::: RECORD EXCERPTS :::
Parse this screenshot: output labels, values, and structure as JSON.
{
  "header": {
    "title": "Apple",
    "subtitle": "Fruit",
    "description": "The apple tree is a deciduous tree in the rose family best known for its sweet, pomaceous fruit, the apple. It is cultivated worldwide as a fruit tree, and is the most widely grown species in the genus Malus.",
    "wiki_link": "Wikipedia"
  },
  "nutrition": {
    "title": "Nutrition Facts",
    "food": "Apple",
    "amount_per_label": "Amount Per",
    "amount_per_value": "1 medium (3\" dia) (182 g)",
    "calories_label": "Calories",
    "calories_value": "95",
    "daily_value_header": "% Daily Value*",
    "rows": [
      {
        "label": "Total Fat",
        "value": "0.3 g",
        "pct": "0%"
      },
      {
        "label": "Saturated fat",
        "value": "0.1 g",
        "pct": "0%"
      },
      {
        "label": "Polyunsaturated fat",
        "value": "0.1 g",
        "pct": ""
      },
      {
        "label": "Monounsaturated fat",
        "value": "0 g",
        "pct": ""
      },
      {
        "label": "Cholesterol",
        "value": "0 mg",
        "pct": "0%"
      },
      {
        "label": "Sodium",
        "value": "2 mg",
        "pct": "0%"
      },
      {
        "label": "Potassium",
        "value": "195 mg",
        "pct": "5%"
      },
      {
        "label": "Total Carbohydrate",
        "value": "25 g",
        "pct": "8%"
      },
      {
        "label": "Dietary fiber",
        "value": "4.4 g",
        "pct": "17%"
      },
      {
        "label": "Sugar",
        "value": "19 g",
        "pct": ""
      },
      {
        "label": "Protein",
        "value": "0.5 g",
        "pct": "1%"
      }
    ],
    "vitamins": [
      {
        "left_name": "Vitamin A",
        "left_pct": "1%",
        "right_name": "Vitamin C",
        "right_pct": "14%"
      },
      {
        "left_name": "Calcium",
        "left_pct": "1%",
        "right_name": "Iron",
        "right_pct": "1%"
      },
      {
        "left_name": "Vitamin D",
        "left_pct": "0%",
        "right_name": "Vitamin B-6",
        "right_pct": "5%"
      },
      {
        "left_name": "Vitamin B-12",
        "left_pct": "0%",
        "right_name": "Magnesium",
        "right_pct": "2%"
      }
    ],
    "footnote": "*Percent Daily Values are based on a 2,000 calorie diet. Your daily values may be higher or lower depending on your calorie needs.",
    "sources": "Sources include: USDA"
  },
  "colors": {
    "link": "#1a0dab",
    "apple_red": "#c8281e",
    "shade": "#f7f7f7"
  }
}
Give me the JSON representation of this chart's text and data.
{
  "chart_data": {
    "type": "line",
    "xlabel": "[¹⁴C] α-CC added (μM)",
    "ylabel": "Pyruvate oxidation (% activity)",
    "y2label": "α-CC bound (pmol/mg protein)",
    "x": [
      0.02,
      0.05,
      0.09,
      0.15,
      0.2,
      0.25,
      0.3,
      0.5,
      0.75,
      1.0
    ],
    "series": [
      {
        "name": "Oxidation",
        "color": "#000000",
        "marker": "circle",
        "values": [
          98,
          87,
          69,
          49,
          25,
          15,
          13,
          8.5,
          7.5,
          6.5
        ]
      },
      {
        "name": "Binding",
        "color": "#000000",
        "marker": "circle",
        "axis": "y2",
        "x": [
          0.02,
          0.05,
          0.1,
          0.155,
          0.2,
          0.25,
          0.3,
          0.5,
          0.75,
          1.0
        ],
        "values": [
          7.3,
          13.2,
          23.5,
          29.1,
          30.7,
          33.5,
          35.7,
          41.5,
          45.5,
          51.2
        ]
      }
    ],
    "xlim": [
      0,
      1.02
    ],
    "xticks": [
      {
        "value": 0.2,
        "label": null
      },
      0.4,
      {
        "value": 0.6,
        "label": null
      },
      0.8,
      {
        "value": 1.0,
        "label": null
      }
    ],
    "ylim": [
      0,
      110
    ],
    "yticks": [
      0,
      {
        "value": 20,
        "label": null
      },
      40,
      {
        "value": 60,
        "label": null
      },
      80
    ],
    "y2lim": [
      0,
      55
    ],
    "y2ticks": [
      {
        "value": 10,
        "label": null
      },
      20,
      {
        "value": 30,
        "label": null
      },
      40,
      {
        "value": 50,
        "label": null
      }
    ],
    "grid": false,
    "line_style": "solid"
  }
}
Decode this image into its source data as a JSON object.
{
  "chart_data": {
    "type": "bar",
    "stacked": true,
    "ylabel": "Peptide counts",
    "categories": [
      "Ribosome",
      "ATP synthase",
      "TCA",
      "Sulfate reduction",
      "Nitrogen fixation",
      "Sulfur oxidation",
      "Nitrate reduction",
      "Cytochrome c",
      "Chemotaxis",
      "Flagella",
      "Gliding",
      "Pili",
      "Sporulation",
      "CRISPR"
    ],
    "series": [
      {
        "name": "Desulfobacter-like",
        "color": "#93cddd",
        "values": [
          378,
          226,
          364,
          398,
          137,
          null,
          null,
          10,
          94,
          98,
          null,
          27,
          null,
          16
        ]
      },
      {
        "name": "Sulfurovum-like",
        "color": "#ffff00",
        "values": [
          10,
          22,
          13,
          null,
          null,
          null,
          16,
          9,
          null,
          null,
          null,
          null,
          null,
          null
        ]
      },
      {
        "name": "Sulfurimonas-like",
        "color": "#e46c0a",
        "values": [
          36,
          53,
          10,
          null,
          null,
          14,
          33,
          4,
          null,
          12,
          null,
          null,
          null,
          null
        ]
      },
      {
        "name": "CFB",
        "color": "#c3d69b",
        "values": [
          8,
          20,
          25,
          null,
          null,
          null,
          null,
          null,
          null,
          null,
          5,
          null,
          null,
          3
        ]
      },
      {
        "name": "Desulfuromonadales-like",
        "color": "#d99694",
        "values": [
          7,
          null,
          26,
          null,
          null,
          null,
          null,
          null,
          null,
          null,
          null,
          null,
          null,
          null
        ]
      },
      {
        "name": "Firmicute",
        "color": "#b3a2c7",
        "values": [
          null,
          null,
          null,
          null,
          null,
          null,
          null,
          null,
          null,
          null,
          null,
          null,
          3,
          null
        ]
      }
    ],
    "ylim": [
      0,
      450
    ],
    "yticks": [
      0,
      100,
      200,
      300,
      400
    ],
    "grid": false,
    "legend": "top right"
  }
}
:::
:: TASK INSTRUCTIONS ::
Note down each line above where the word "Daily" occurs.

:: EXPECTED ANSWER ::
    "daily_value_header": "% Daily Value*",
    "footnote": "*Percent Daily Values are based on a 2,000 calorie diet. Your daily values may be higher or lower depending on your calorie needs.",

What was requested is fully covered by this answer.